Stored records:
------------------------------------------------------------
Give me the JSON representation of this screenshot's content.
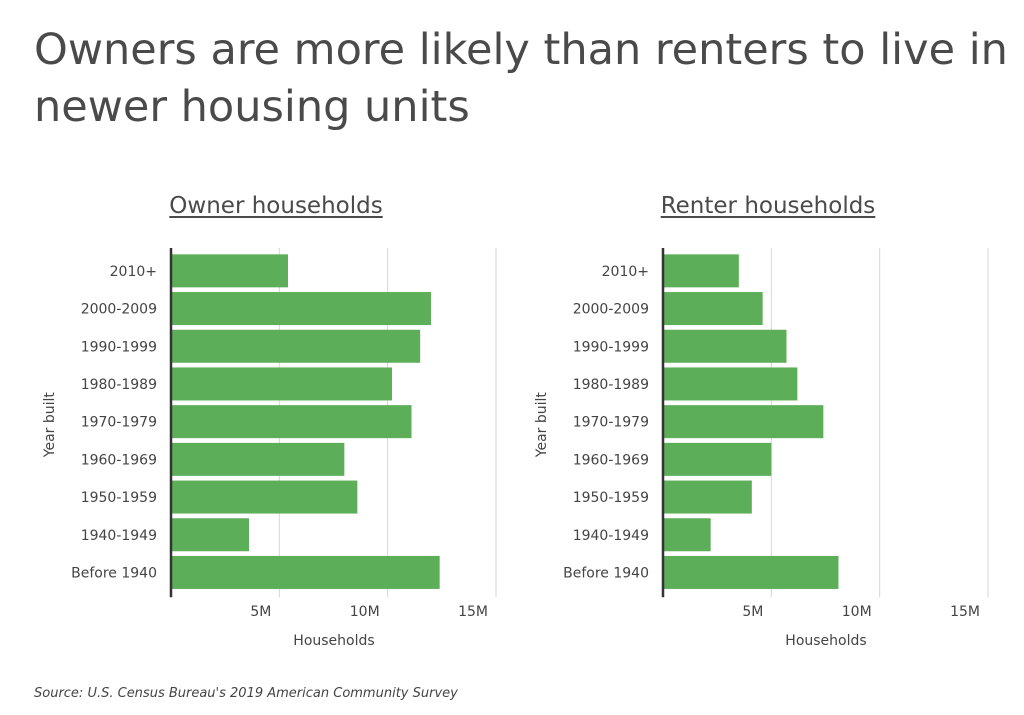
{
  "title": "Owners are more likely than renters to live in newer housing units",
  "source": "Source:  U.S. Census Bureau's 2019 American Community Survey",
  "colors": {
    "bar": "#5dae59",
    "axis": "#333333",
    "grid": "#d6d6d6",
    "text": "#444444"
  },
  "chart_data": [
    {
      "type": "bar",
      "orientation": "horizontal",
      "title": "Owner households",
      "xlabel": "Households",
      "ylabel": "Year built",
      "categories": [
        "2010+",
        "2000-2009",
        "1990-1999",
        "1980-1989",
        "1970-1979",
        "1960-1969",
        "1950-1959",
        "1940-1949",
        "Before 1940"
      ],
      "values": [
        5.4,
        12.0,
        11.5,
        10.2,
        11.1,
        8.0,
        8.6,
        3.6,
        12.4
      ],
      "units": "millions",
      "xticks": [
        5,
        10,
        15
      ],
      "xtick_labels": [
        "5M",
        "10M",
        "15M"
      ],
      "xlim": [
        0,
        15
      ],
      "grid": true
    },
    {
      "type": "bar",
      "orientation": "horizontal",
      "title": "Renter households",
      "xlabel": "Households",
      "ylabel": "Year built",
      "categories": [
        "2010+",
        "2000-2009",
        "1990-1999",
        "1980-1989",
        "1970-1979",
        "1960-1969",
        "1950-1959",
        "1940-1949",
        "Before 1940"
      ],
      "values": [
        3.5,
        4.6,
        5.7,
        6.2,
        7.4,
        5.0,
        4.1,
        2.2,
        8.1
      ],
      "units": "millions",
      "xticks": [
        5,
        10,
        15
      ],
      "xtick_labels": [
        "5M",
        "10M",
        "15M"
      ],
      "xlim": [
        0,
        15
      ],
      "grid": true
    }
  ]
}
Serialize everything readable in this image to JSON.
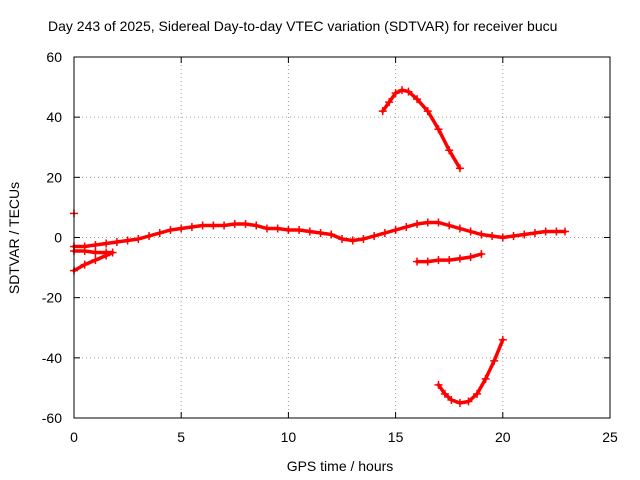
{
  "chart_data": {
    "type": "scatter",
    "title": "Day 243 of 2025, Sidereal Day-to-day VTEC variation (SDTVAR) for receiver bucu",
    "xlabel": "GPS time / hours",
    "ylabel": "SDTVAR / TECUs",
    "xlim": [
      0,
      25
    ],
    "ylim": [
      -60,
      60
    ],
    "xticks": [
      0,
      5,
      10,
      15,
      20,
      25
    ],
    "yticks": [
      -60,
      -40,
      -20,
      0,
      20,
      40,
      60
    ],
    "xtick_labels": [
      "0",
      "5",
      "10",
      "15",
      "20",
      "25"
    ],
    "ytick_labels": [
      "-60",
      "-40",
      "-20",
      "0",
      "20",
      "40",
      "60"
    ],
    "grid": true,
    "legend": "none",
    "marker_color": "#ff0000",
    "series": [
      {
        "name": "main band",
        "points": [
          [
            0.0,
            -3
          ],
          [
            0.5,
            -3
          ],
          [
            1.0,
            -2.5
          ],
          [
            1.5,
            -2
          ],
          [
            2.0,
            -1.5
          ],
          [
            2.5,
            -1
          ],
          [
            3.0,
            -0.5
          ],
          [
            3.5,
            0.5
          ],
          [
            4.0,
            1.5
          ],
          [
            4.5,
            2.5
          ],
          [
            5.0,
            3
          ],
          [
            5.5,
            3.5
          ],
          [
            6.0,
            4
          ],
          [
            6.5,
            4
          ],
          [
            7.0,
            4
          ],
          [
            7.5,
            4.5
          ],
          [
            8.0,
            4.5
          ],
          [
            8.5,
            4
          ],
          [
            9.0,
            3
          ],
          [
            9.5,
            3
          ],
          [
            10.0,
            2.5
          ],
          [
            10.5,
            2.5
          ],
          [
            11.0,
            2
          ],
          [
            11.5,
            1.5
          ],
          [
            12.0,
            1
          ],
          [
            12.5,
            -0.5
          ],
          [
            13.0,
            -1
          ],
          [
            13.5,
            -0.5
          ],
          [
            14.0,
            0.5
          ],
          [
            14.5,
            1.5
          ],
          [
            15.0,
            2.5
          ],
          [
            15.5,
            3.5
          ],
          [
            16.0,
            4.5
          ],
          [
            16.5,
            5
          ],
          [
            17.0,
            5
          ],
          [
            17.5,
            4
          ],
          [
            18.0,
            3
          ],
          [
            18.5,
            2
          ],
          [
            19.0,
            1
          ],
          [
            19.5,
            0.5
          ],
          [
            20.0,
            0
          ],
          [
            20.5,
            0.5
          ],
          [
            21.0,
            1
          ],
          [
            21.5,
            1.5
          ],
          [
            22.0,
            2
          ],
          [
            22.5,
            2
          ],
          [
            22.9,
            2
          ]
        ]
      },
      {
        "name": "early low branch",
        "points": [
          [
            0.0,
            -11
          ],
          [
            0.5,
            -9
          ],
          [
            1.0,
            -7.5
          ],
          [
            1.5,
            -6
          ],
          [
            1.8,
            -5
          ],
          [
            1.5,
            -5
          ],
          [
            1.0,
            -5
          ],
          [
            0.5,
            -4.5
          ],
          [
            0.0,
            -4.5
          ]
        ]
      },
      {
        "name": "isolated point",
        "points": [
          [
            0.0,
            8
          ]
        ]
      },
      {
        "name": "upper arc",
        "points": [
          [
            14.4,
            42
          ],
          [
            14.7,
            45
          ],
          [
            15.0,
            48
          ],
          [
            15.3,
            49
          ],
          [
            15.6,
            48.5
          ],
          [
            16.0,
            46
          ],
          [
            16.5,
            42
          ],
          [
            17.0,
            36
          ],
          [
            17.5,
            29
          ],
          [
            18.0,
            23
          ]
        ]
      },
      {
        "name": "middle segment",
        "points": [
          [
            16.0,
            -8
          ],
          [
            16.5,
            -8
          ],
          [
            17.0,
            -7.5
          ],
          [
            17.5,
            -7.5
          ],
          [
            18.0,
            -7
          ],
          [
            18.5,
            -6.5
          ],
          [
            19.0,
            -5.5
          ]
        ]
      },
      {
        "name": "lower arc",
        "points": [
          [
            17.0,
            -49
          ],
          [
            17.3,
            -52
          ],
          [
            17.6,
            -54
          ],
          [
            18.0,
            -55
          ],
          [
            18.4,
            -54.5
          ],
          [
            18.8,
            -52
          ],
          [
            19.2,
            -47
          ],
          [
            19.6,
            -41
          ],
          [
            20.0,
            -34
          ]
        ]
      }
    ]
  }
}
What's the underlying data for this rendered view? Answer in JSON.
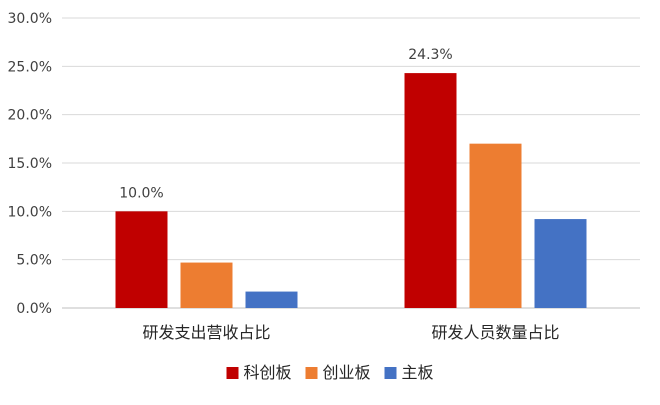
{
  "chart_data": {
    "type": "bar",
    "categories": [
      "研发支出营收占比",
      "研发人员数量占比"
    ],
    "series": [
      {
        "name": "科创板",
        "color": "#C00000",
        "values": [
          10.0,
          24.3
        ]
      },
      {
        "name": "创业板",
        "color": "#ED7D31",
        "values": [
          4.7,
          17.0
        ]
      },
      {
        "name": "主板",
        "color": "#4472C4",
        "values": [
          1.7,
          9.2
        ]
      }
    ],
    "data_labels": [
      {
        "series": 0,
        "category": 0,
        "text": "10.0%"
      },
      {
        "series": 0,
        "category": 1,
        "text": "24.3%"
      }
    ],
    "y_ticks": [
      "0.0%",
      "5.0%",
      "10.0%",
      "15.0%",
      "20.0%",
      "25.0%",
      "30.0%"
    ],
    "ylim": [
      0,
      30
    ],
    "y_unit": "%",
    "grid": true,
    "legend_position": "bottom",
    "title": "",
    "xlabel": "",
    "ylabel": ""
  }
}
------------------------------------------------------------
### [REQUEST]
All preceding records should be duplicated verbatim, images excepted.

### [COMPLETED EXERCISE]
Give me the JSON representation of this screenshot's content.
{
  "title": "Owners are more likely than renters to live in newer housing units",
  "source": "Source:  U.S. Census Bureau's 2019 American Community Survey",
  "colors": {
    "bar": "#5dae59",
    "axis": "#333333",
    "grid": "#d6d6d6",
    "text": "#444444"
  },
  "chart_data": [
    {
      "type": "bar",
      "orientation": "horizontal",
      "title": "Owner households",
      "xlabel": "Households",
      "ylabel": "Year built",
      "categories": [
        "2010+",
        "2000-2009",
        "1990-1999",
        "1980-1989",
        "1970-1979",
        "1960-1969",
        "1950-1959",
        "1940-1949",
        "Before 1940"
      ],
      "values": [
        5.4,
        12.0,
        11.5,
        10.2,
        11.1,
        8.0,
        8.6,
        3.6,
        12.4
      ],
      "units": "millions",
      "xticks": [
        5,
        10,
        15
      ],
      "xtick_labels": [
        "5M",
        "10M",
        "15M"
      ],
      "xlim": [
        0,
        15
      ],
      "grid": true
    },
    {
      "type": "bar",
      "orientation": "horizontal",
      "title": "Renter households",
      "xlabel": "Households",
      "ylabel": "Year built",
      "categories": [
        "2010+",
        "2000-2009",
        "1990-1999",
        "1980-1989",
        "1970-1979",
        "1960-1969",
        "1950-1959",
        "1940-1949",
        "Before 1940"
      ],
      "values": [
        3.5,
        4.6,
        5.7,
        6.2,
        7.4,
        5.0,
        4.1,
        2.2,
        8.1
      ],
      "units": "millions",
      "xticks": [
        5,
        10,
        15
      ],
      "xtick_labels": [
        "5M",
        "10M",
        "15M"
      ],
      "xlim": [
        0,
        15
      ],
      "grid": true
    }
  ]
}
Serialize everything readable in this image to JSON.
{
  "chart_data": {
    "type": "scatter",
    "title": "Day 243 of 2025, Sidereal Day-to-day VTEC variation (SDTVAR) for receiver bucu",
    "xlabel": "GPS time / hours",
    "ylabel": "SDTVAR / TECUs",
    "xlim": [
      0,
      25
    ],
    "ylim": [
      -60,
      60
    ],
    "xticks": [
      0,
      5,
      10,
      15,
      20,
      25
    ],
    "yticks": [
      -60,
      -40,
      -20,
      0,
      20,
      40,
      60
    ],
    "xtick_labels": [
      "0",
      "5",
      "10",
      "15",
      "20",
      "25"
    ],
    "ytick_labels": [
      "-60",
      "-40",
      "-20",
      "0",
      "20",
      "40",
      "60"
    ],
    "grid": true,
    "legend": "none",
    "marker_color": "#ff0000",
    "series": [
      {
        "name": "main band",
        "points": [
          [
            0.0,
            -3
          ],
          [
            0.5,
            -3
          ],
          [
            1.0,
            -2.5
          ],
          [
            1.5,
            -2
          ],
          [
            2.0,
            -1.5
          ],
          [
            2.5,
            -1
          ],
          [
            3.0,
            -0.5
          ],
          [
            3.5,
            0.5
          ],
          [
            4.0,
            1.5
          ],
          [
            4.5,
            2.5
          ],
          [
            5.0,
            3
          ],
          [
            5.5,
            3.5
          ],
          [
            6.0,
            4
          ],
          [
            6.5,
            4
          ],
          [
            7.0,
            4
          ],
          [
            7.5,
            4.5
          ],
          [
            8.0,
            4.5
          ],
          [
            8.5,
            4
          ],
          [
            9.0,
            3
          ],
          [
            9.5,
            3
          ],
          [
            10.0,
            2.5
          ],
          [
            10.5,
            2.5
          ],
          [
            11.0,
            2
          ],
          [
            11.5,
            1.5
          ],
          [
            12.0,
            1
          ],
          [
            12.5,
            -0.5
          ],
          [
            13.0,
            -1
          ],
          [
            13.5,
            -0.5
          ],
          [
            14.0,
            0.5
          ],
          [
            14.5,
            1.5
          ],
          [
            15.0,
            2.5
          ],
          [
            15.5,
            3.5
          ],
          [
            16.0,
            4.5
          ],
          [
            16.5,
            5
          ],
          [
            17.0,
            5
          ],
          [
            17.5,
            4
          ],
          [
            18.0,
            3
          ],
          [
            18.5,
            2
          ],
          [
            19.0,
            1
          ],
          [
            19.5,
            0.5
          ],
          [
            20.0,
            0
          ],
          [
            20.5,
            0.5
          ],
          [
            21.0,
            1
          ],
          [
            21.5,
            1.5
          ],
          [
            22.0,
            2
          ],
          [
            22.5,
            2
          ],
          [
            22.9,
            2
          ]
        ]
      },
      {
        "name": "early low branch",
        "points": [
          [
            0.0,
            -11
          ],
          [
            0.5,
            -9
          ],
          [
            1.0,
            -7.5
          ],
          [
            1.5,
            -6
          ],
          [
            1.8,
            -5
          ],
          [
            1.5,
            -5
          ],
          [
            1.0,
            -5
          ],
          [
            0.5,
            -4.5
          ],
          [
            0.0,
            -4.5
          ]
        ]
      },
      {
        "name": "isolated point",
        "points": [
          [
            0.0,
            8
          ]
        ]
      },
      {
        "name": "upper arc",
        "points": [
          [
            14.4,
            42
          ],
          [
            14.7,
            45
          ],
          [
            15.0,
            48
          ],
          [
            15.3,
            49
          ],
          [
            15.6,
            48.5
          ],
          [
            16.0,
            46
          ],
          [
            16.5,
            42
          ],
          [
            17.0,
            36
          ],
          [
            17.5,
            29
          ],
          [
            18.0,
            23
          ]
        ]
      },
      {
        "name": "middle segment",
        "points": [
          [
            16.0,
            -8
          ],
          [
            16.5,
            -8
          ],
          [
            17.0,
            -7.5
          ],
          [
            17.5,
            -7.5
          ],
          [
            18.0,
            -7
          ],
          [
            18.5,
            -6.5
          ],
          [
            19.0,
            -5.5
          ]
        ]
      },
      {
        "name": "lower arc",
        "points": [
          [
            17.0,
            -49
          ],
          [
            17.3,
            -52
          ],
          [
            17.6,
            -54
          ],
          [
            18.0,
            -55
          ],
          [
            18.4,
            -54.5
          ],
          [
            18.8,
            -52
          ],
          [
            19.2,
            -47
          ],
          [
            19.6,
            -41
          ],
          [
            20.0,
            -34
          ]
        ]
      }
    ]
  }
}
What's the underlying data for this rendered view? Answer in JSON.
{
  "chart_data": {
    "type": "bar",
    "categories": [
      "研发支出营收占比",
      "研发人员数量占比"
    ],
    "series": [
      {
        "name": "科创板",
        "color": "#C00000",
        "values": [
          10.0,
          24.3
        ]
      },
      {
        "name": "创业板",
        "color": "#ED7D31",
        "values": [
          4.7,
          17.0
        ]
      },
      {
        "name": "主板",
        "color": "#4472C4",
        "values": [
          1.7,
          9.2
        ]
      }
    ],
    "data_labels": [
      {
        "series": 0,
        "category": 0,
        "text": "10.0%"
      },
      {
        "series": 0,
        "category": 1,
        "text": "24.3%"
      }
    ],
    "y_ticks": [
      "0.0%",
      "5.0%",
      "10.0%",
      "15.0%",
      "20.0%",
      "25.0%",
      "30.0%"
    ],
    "ylim": [
      0,
      30
    ],
    "y_unit": "%",
    "grid": true,
    "legend_position": "bottom",
    "title": "",
    "xlabel": "",
    "ylabel": ""
  }
}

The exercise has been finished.